> Aim of the task:
Restate all of the entries exactly, dropping any pictures they hold.

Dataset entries
● ● ●
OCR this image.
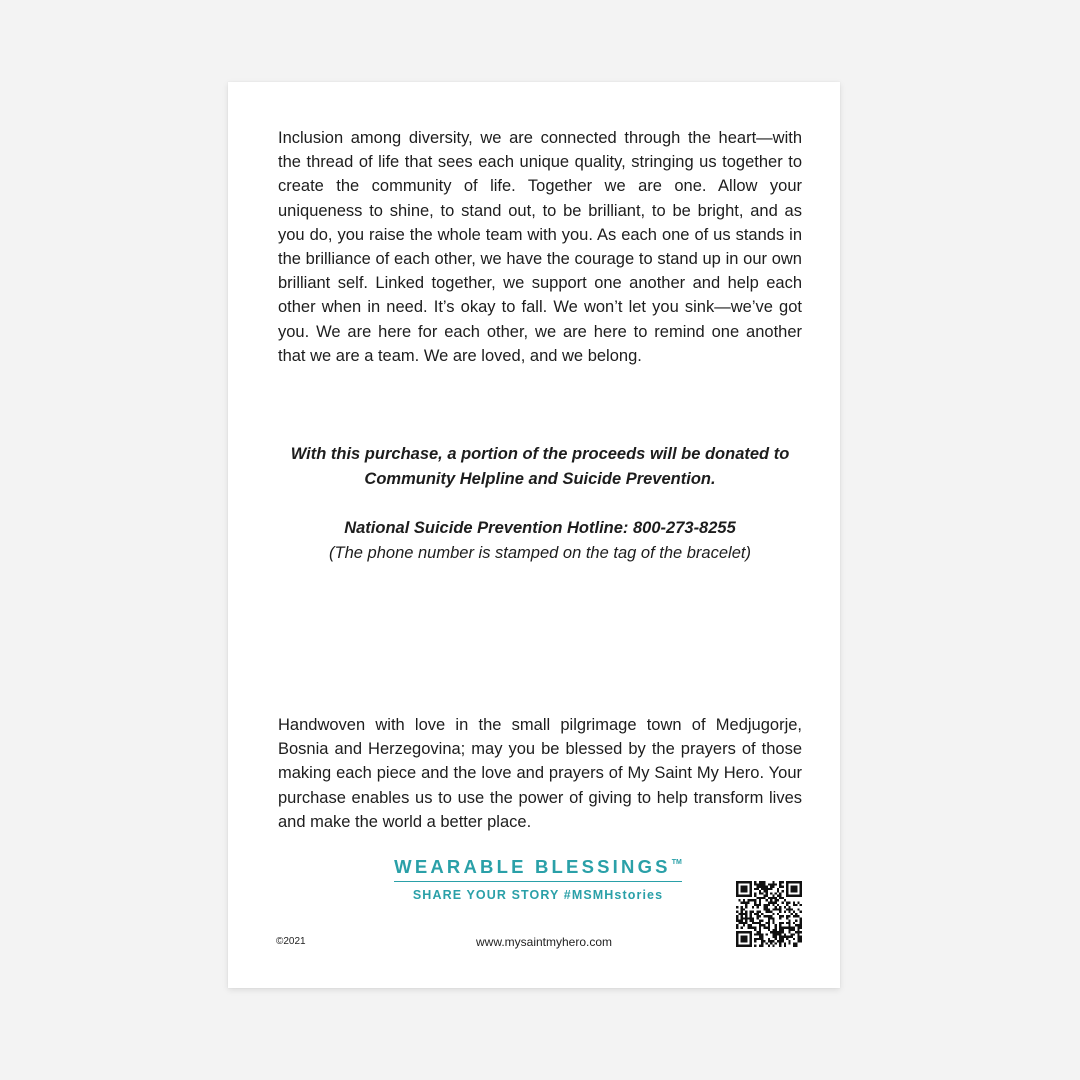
Inclusion among diversity, we are connected through the heart—with the thread of life that sees each unique quality, stringing us together to create the community of life. Together we are one. Allow your uniqueness to shine, to stand out, to be brilliant, to be bright, and as you do, you raise the whole team with you. As each one of us stands in the brilliance of each other, we have the courage to stand up in our own brilliant self. Linked together, we support one another and help each other when in need. It’s okay to fall. We won’t let you sink—we’ve got you. We are here for each other, we are here to remind one another that we are a team. We are loved, and we belong.

With this purchase, a portion of the proceeds will be donated to
Community Helpline and Suicide Prevention.
National Suicide Prevention Hotline: 800-273-8255
(The phone number is stamped on the tag of the bracelet)

Handwoven with love in the small pilgrimage town of Medjugorje, Bosnia and Herzegovina; may you be blessed by the prayers of those making each piece and the love and prayers of My Saint My Hero. Your purchase enables us to use the power of giving to help transform lives and make the world a better place.

WEARABLE BLESSINGS™
SHARE YOUR STORY #MSMHstories
©2021	www.mysaintmyhero.com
● ● ●
> Task output:
OCR this image.
Inclusion among diversity, we are connected through the heart—with the thread of life that sees each unique quality, stringing us together to create the community of life. Together we are one. Allow your uniqueness to shine, to stand out, to be brilliant, to be bright, and as you do, you raise the whole team with you. As each one of us stands in the brilliance of each other, we have the courage to stand up in our own brilliant self. Linked together, we support one another and help each other when in need. It’s okay to fall. We won’t let you sink—we’ve got you. We are here for each other, we are here to remind one another that we are a team. We are loved, and we belong.

With this purchase, a portion of the proceeds will be donated to
Community Helpline and Suicide Prevention.
National Suicide Prevention Hotline: 800-273-8255
(The phone number is stamped on the tag of the bracelet)

Handwoven with love in the small pilgrimage town of Medjugorje, Bosnia and Herzegovina; may you be blessed by the prayers of those making each piece and the love and prayers of My Saint My Hero. Your purchase enables us to use the power of giving to help transform lives and make the world a better place.

WEARABLE BLESSINGS™
SHARE YOUR STORY #MSMHstories
©2021	www.mysaintmyhero.com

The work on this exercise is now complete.